• [Polecenie 1]
Dlaczego według strony o drugim odcinku Australian Survivor Heroes V Villains trudno ocenić każdego z Heroes? Odpowiedz jednym lub dwoma zdaniami.

Australian Survivor Heroes V Villains Ep 2

Premiera: 30 stycznia 2023
ODPOWIEDZ
Awatar użytkownika
Jack
sole survivor
Posty: 5744
Rejestracja: 02 maja 2010, 00:00
Kontakt:

Australian Survivor Heroes V Villains Ep 2

Post autor: Jack »

Premiera: 31 stycznia 2023

Awatar użytkownika
Umbastyczny
sole survivor
Posty: 2160
Rejestracja: 25 lut 2013, 00:00
Winners at War: Yul
Survivor AU All Stars: Shonee
Kontakt:

Australian Survivor Heroes V Villains Ep 2

Post autor: Umbastyczny »

OK, moim zdaniem całkiem ok odcinek. Więcej ludzi pokazano, było też po prostu więcej gry i jakoś lepiej się to oglądało.


Postaram się napisać coś o każdym, choć w kilku przypadkach będzie ciężko...

HEROES - jako, że nie było rady, to są mniej widoczni i u nich to problem ocenić każdego

Benjamin - tak, jedna z bardziej niewidocznych osób.

David - ech, no podobnie, duch póki co.

Flick - trochę czasu dostaje, mieliśmy pokazane, że trzyma się z Hayley i zakumplowała się z Paige

Gerry - też ciężko coś powiedzieć, widać tylko, że jest pracowity, że dba o ogień i tyle

Hayley - podobnie jak u Flick, ma z nią jakąś relację, no i z Paige

Matt - też kompletnie niewidoczny jak dla mnie

Nina - też ma o dziwo mały i spokojny edit. Dziś w sumie zapamiętałem ją tylko z przegrania dwóch rund w zadaniu o nagrodę...

Paige - dostała chwilę czasu dla siebie, do tego wizytówkę, wstępnie jest ok, ale chciałbym zobaczyć więcej, jak gra w obliczu rady

Rogue - nic w sumie nowego nie pokazała, więc pozostaję przy opinii, że to irytujące babsko

Sam - chyba najbardziej niewidoczny wśród returnees

Sharni - też dostała chwilę czasu i wstępnie wydaje się ok

Shaun - wszystko w jego edicie kręci się tylko wokół tego jaki jest silny, eh

Zaskakujące w ich edicie jest to, że jednak kobiety maja tu lepszy edit, a faceci w zasadzie nie istnieją.

Villains - no i jak widać decyzja o wywaleniu Anjali się nie opłaciła, bo tu kolejna rada i już numerkowo są -3. Za to nagrodę wygrali bardzo potężną, ciekawiło mnie na ile sobie pozwolą w obozie rywali.

• [Polecenie 2]
Sformatuj jako tabelę Markdown wiersze danych poniżej, od pierwszego wiersza do wiersza zawierającego „embedding-token [734,337,776,379]”, oba włącznie, z pominięciem pustych wierszy. Nazwij kolumny „Nr” (numer wiersza) i „Treść” (treść wiersza).

• [Dane do przetworzenia]
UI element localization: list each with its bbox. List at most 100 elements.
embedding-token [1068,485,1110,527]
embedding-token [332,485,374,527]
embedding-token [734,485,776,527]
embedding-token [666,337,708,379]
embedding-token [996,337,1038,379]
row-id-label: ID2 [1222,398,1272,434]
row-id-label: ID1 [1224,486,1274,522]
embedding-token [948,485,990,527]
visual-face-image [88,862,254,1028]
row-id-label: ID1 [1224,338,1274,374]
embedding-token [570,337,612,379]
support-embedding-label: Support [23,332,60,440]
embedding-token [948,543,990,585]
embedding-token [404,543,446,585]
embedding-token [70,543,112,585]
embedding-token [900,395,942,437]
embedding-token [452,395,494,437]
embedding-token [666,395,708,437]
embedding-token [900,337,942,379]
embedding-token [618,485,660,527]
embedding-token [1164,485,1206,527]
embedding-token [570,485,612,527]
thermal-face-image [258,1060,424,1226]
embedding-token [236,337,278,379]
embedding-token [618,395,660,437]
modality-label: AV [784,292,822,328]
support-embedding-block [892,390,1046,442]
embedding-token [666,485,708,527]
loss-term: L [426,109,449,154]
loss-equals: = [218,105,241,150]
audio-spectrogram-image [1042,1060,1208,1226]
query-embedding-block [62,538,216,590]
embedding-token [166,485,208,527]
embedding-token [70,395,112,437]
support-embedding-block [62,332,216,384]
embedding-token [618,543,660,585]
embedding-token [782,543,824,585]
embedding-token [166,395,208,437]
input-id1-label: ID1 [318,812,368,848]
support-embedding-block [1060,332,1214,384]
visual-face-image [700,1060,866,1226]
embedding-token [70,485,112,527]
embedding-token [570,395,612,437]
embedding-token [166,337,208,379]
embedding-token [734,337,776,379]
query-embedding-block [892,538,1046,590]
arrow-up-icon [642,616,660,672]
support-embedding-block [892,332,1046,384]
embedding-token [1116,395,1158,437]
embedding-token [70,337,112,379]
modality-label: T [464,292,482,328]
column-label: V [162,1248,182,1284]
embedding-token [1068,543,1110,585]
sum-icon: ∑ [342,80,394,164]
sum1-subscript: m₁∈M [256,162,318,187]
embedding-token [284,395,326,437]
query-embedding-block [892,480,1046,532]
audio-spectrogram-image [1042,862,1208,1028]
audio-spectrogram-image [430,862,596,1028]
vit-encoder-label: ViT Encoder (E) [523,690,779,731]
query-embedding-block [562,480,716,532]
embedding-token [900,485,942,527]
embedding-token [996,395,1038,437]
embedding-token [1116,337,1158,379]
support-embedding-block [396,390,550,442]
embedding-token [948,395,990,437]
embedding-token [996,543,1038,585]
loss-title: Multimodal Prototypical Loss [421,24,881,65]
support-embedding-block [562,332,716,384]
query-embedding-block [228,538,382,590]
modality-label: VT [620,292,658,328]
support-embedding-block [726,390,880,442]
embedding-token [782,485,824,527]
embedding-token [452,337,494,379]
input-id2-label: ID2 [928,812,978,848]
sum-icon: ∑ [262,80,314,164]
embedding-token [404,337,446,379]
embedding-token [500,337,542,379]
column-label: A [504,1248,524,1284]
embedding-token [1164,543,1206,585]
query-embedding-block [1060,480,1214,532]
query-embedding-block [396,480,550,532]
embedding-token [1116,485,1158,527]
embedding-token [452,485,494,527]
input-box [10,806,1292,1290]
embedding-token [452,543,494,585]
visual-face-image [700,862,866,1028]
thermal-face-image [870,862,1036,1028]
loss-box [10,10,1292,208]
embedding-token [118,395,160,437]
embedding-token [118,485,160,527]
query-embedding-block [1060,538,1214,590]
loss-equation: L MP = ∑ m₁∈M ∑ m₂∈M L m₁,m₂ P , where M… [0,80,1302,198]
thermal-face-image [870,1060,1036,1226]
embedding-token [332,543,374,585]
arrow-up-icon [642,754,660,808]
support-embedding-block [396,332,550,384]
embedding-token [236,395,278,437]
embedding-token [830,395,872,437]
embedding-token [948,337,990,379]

• [Odpowiedź 1]
Heroes nie mieli rady, więc są mniej widoczni i przez to trudno ocenić każdego z nich.

• [Odpowiedź 2]
| Nr | Treść |
|---|---|
| 1 | UI element localization: list each with its bbox. List at most 100 elements. |
| 2 | embedding-token [1068,485,1110,527] |
| 3 | embedding-token [332,485,374,527] |
| 4 | embedding-token [734,485,776,527] |
| 5 | embedding-token [666,337,708,379] |
| 6 | embedding-token [996,337,1038,379] |
| 7 | row-id-label: ID2 [1222,398,1272,434] |
| 8 | row-id-label: ID1 [1224,486,1274,522] |
| 9 | embedding-token [948,485,990,527] |
| 10 | visual-face-image [88,862,254,1028] |
| 11 | row-id-label: ID1 [1224,338,1274,374] |
| 12 | embedding-token [570,337,612,379] |
| 13 | support-embedding-label: Support [23,332,60,440] |
| 14 | embedding-token [948,543,990,585] |
| 15 | embedding-token [404,543,446,585] |
| 16 | embedding-token [70,543,112,585] |
| 17 | embedding-token [900,395,942,437] |
| 18 | embedding-token [452,395,494,437] |
| 19 | embedding-token [666,395,708,437] |
| 20 | embedding-token [900,337,942,379] |
| 21 | embedding-token [618,485,660,527] |
| 22 | embedding-token [1164,485,1206,527] |
| 23 | embedding-token [570,485,612,527] |
| 24 | thermal-face-image [258,1060,424,1226] |
| 25 | embedding-token [236,337,278,379] |
| 26 | embedding-token [618,395,660,437] |
| 27 | modality-label: AV [784,292,822,328] |
| 28 | support-embedding-block [892,390,1046,442] |
| 29 | embedding-token [666,485,708,527] |
| 30 | loss-term: L [426,109,449,154] |
| 31 | loss-equals: = [218,105,241,150] |
| 32 | audio-spectrogram-image [1042,1060,1208,1226] |
| 33 | query-embedding-block [62,538,216,590] |
| 34 | embedding-token [166,485,208,527] |
| 35 | embedding-token [70,395,112,437] |
| 36 | support-embedding-block [62,332,216,384] |
| 37 | embedding-token [618,543,660,585] |
| 38 | embedding-token [782,543,824,585] |
| 39 | embedding-token [166,395,208,437] |
| 40 | input-id1-label: ID1 [318,812,368,848] |
| 41 | support-embedding-block [1060,332,1214,384] |
| 42 | visual-face-image [700,1060,866,1226] |
| 43 | embedding-token [70,485,112,527] |
| 44 | embedding-token [570,395,612,437] |
| 45 | embedding-token [166,337,208,379] |
| 46 | embedding-token [734,337,776,379] |